**Problem details**
Retype the entries, starting with the first line and continuing through the line that contains "holo-panel-bottom-butterfly: 9 KU|O", including both of those lines and leaving every character unchanged.

**Data for processing**
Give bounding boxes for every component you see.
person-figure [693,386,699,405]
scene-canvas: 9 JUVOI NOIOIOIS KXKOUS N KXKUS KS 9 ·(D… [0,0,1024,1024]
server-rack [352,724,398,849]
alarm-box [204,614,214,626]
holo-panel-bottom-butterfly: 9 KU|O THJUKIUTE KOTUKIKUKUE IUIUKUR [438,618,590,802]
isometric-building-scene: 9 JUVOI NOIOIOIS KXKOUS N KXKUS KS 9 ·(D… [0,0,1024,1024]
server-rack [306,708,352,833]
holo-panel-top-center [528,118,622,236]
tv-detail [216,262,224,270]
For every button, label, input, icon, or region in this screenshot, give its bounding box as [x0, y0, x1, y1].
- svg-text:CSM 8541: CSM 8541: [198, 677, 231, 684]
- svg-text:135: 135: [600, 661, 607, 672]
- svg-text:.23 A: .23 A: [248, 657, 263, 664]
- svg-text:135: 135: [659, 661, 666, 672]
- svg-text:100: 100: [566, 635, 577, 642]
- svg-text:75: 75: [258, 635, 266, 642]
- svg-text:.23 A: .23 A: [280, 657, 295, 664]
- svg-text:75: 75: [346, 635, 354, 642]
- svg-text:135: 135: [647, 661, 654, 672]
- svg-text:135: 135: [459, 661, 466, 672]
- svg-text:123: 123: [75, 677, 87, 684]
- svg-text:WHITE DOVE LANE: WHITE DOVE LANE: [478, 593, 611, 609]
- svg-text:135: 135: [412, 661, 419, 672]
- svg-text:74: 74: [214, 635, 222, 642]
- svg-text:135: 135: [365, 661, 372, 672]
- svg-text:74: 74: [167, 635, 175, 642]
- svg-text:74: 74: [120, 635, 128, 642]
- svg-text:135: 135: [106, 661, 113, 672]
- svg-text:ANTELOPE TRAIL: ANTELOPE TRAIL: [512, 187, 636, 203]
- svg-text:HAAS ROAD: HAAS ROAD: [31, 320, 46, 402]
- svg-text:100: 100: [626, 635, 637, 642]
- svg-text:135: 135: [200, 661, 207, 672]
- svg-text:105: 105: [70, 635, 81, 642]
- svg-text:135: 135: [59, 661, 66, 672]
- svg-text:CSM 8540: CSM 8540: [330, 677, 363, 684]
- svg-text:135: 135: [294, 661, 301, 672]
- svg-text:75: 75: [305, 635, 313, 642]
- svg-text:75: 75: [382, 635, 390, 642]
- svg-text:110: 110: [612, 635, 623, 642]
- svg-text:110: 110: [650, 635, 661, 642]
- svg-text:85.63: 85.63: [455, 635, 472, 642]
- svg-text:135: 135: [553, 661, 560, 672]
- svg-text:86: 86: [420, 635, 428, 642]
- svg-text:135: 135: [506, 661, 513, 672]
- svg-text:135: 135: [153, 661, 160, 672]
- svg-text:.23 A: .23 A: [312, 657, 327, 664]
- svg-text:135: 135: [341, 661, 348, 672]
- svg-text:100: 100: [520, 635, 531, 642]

**Result for this exercise**
Give bounding boxes for every component you see.
person-figure [693,386,699,405]
scene-canvas: 9 JUVOI NOIOIOIS KXKOUS N KXKUS KS 9 ·(D… [0,0,1024,1024]
server-rack [352,724,398,849]
alarm-box [204,614,214,626]
holo-panel-bottom-butterfly: 9 KU|O THJUKIUTE KOTUKIKUKUE IUIUKUR [438,618,590,802]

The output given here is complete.